* Stored data
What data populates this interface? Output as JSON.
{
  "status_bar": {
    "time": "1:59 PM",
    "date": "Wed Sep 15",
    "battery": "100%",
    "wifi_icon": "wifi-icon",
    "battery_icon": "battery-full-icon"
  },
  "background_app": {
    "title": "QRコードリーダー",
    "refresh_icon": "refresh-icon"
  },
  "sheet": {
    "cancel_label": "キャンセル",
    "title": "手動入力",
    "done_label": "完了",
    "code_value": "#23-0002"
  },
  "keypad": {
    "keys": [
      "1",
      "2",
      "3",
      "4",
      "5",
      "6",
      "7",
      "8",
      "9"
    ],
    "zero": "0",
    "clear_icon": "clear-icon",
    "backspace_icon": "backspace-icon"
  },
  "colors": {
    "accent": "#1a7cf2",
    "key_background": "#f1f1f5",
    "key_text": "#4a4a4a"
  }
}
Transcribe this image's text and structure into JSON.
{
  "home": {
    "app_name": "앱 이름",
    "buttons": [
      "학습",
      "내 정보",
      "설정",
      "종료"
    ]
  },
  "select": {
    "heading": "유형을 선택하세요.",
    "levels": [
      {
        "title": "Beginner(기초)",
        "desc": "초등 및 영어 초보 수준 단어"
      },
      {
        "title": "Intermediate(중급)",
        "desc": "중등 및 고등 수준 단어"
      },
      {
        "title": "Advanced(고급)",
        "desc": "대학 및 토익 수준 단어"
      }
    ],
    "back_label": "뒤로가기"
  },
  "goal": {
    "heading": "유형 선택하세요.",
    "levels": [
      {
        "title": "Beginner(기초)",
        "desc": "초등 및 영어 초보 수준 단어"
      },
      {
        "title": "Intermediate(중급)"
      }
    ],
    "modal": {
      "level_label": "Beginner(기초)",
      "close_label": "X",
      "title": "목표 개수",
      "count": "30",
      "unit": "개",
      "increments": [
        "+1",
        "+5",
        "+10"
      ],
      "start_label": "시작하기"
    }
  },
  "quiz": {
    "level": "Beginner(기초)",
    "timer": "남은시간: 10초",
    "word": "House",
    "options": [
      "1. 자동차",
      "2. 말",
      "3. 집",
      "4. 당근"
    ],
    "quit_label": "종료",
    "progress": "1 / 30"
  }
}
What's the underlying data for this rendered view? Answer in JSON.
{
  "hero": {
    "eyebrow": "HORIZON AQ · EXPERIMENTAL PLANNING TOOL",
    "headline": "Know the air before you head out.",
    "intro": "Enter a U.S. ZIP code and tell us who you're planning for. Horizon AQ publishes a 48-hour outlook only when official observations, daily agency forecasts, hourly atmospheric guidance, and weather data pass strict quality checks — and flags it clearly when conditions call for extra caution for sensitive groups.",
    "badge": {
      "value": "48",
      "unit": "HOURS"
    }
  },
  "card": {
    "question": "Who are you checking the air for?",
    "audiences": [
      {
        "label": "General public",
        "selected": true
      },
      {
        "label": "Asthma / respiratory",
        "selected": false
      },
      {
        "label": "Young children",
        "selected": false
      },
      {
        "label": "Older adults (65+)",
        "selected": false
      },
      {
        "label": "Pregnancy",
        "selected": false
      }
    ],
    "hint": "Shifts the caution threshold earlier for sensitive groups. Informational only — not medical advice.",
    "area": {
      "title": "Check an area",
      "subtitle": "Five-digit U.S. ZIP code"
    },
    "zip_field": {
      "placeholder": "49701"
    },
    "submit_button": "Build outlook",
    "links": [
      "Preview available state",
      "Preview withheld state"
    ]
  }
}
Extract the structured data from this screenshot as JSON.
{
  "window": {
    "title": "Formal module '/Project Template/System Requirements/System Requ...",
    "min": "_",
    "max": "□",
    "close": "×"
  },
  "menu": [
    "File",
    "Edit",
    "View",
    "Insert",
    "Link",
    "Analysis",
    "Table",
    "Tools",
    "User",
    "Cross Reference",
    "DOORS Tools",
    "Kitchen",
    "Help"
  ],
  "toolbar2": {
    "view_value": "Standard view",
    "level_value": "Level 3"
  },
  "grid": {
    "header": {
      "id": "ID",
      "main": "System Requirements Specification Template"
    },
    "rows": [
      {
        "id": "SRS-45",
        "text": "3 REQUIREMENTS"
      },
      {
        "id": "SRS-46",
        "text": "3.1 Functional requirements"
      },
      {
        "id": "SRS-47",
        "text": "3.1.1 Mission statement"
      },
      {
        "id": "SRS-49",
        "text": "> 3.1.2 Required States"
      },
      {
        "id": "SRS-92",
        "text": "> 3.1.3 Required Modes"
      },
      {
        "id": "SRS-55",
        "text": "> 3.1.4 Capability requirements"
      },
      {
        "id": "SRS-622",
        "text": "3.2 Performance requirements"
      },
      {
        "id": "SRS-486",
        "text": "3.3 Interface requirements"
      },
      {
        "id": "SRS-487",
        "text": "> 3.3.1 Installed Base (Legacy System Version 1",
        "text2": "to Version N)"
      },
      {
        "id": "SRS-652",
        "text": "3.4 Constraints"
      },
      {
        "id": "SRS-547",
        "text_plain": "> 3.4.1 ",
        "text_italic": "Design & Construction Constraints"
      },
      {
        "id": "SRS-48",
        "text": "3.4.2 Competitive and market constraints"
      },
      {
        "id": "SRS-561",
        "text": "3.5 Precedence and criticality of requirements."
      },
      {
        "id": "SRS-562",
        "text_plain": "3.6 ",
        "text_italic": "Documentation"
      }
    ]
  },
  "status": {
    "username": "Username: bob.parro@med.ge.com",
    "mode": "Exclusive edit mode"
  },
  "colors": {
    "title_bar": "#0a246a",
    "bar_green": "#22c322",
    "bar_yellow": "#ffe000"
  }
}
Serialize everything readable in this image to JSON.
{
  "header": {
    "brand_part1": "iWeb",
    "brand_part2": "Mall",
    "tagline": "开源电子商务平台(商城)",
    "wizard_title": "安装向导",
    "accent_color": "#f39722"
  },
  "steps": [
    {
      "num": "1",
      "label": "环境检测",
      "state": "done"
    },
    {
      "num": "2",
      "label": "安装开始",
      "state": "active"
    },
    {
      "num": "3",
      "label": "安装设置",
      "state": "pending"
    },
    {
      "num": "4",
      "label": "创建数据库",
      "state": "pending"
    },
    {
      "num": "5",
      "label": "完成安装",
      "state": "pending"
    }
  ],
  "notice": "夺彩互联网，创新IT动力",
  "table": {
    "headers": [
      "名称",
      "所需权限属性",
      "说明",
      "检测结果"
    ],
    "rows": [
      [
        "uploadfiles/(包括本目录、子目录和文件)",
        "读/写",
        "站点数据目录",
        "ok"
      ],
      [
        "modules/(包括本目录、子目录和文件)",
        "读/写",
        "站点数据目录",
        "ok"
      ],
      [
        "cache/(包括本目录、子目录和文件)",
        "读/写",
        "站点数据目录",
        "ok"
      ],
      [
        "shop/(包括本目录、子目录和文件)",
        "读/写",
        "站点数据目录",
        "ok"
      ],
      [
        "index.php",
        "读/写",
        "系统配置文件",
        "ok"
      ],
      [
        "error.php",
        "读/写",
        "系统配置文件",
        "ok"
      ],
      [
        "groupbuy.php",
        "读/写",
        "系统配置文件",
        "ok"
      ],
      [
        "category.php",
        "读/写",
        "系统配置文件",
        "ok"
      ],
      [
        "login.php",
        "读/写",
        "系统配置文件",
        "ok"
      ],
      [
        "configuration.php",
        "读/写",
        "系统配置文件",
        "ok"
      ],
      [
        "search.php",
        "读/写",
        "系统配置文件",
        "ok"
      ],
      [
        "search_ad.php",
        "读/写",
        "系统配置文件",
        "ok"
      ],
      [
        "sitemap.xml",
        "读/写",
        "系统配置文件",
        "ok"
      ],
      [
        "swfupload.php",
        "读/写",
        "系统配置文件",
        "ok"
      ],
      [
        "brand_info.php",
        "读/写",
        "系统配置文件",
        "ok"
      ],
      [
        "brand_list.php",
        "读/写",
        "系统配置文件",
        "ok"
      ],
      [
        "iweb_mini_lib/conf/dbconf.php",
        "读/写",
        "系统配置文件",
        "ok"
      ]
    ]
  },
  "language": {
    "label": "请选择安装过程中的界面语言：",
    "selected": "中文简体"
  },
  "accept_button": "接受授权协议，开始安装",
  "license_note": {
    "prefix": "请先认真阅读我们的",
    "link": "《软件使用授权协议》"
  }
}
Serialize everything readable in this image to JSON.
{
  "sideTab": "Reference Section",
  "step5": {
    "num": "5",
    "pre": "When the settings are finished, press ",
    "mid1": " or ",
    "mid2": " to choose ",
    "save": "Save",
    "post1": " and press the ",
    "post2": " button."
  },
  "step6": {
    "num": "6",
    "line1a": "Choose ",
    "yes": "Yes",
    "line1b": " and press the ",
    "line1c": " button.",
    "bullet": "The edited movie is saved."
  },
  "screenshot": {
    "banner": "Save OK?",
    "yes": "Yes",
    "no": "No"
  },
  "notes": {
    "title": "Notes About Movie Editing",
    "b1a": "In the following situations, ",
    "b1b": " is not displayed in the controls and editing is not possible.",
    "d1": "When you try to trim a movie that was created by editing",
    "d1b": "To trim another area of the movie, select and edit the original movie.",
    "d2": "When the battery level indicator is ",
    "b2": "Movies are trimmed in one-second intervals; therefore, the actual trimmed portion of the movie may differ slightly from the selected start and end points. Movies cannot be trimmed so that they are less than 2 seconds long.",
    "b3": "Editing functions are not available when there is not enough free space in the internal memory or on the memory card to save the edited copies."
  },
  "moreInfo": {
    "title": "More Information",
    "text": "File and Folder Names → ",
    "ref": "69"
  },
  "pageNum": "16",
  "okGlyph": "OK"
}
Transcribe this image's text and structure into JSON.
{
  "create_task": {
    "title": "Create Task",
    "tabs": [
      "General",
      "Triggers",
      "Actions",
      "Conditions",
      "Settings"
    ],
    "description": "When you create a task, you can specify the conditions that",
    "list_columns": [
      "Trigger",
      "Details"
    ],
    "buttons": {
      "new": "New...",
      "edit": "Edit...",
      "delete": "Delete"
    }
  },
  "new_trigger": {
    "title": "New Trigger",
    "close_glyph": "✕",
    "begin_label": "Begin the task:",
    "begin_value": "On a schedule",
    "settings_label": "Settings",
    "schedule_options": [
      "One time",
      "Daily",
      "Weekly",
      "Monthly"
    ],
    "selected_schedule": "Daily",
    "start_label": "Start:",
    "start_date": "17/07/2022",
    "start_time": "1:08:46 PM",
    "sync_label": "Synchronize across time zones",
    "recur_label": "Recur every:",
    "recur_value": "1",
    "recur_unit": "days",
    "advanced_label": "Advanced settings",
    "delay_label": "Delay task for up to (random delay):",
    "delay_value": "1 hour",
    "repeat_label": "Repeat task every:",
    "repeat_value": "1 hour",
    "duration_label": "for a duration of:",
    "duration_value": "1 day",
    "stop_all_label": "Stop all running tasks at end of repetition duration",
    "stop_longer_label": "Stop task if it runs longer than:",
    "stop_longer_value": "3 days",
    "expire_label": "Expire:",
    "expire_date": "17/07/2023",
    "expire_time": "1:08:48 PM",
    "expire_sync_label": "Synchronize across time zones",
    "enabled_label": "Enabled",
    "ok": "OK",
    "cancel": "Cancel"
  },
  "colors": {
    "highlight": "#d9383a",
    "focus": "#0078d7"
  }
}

* Exercise task
From the data, collect all lines where the string "Version" appears.

* Task output
        "text": "> 3.3.1 Installed Base (Legacy System Version 1",
        "text2": "to Version N)"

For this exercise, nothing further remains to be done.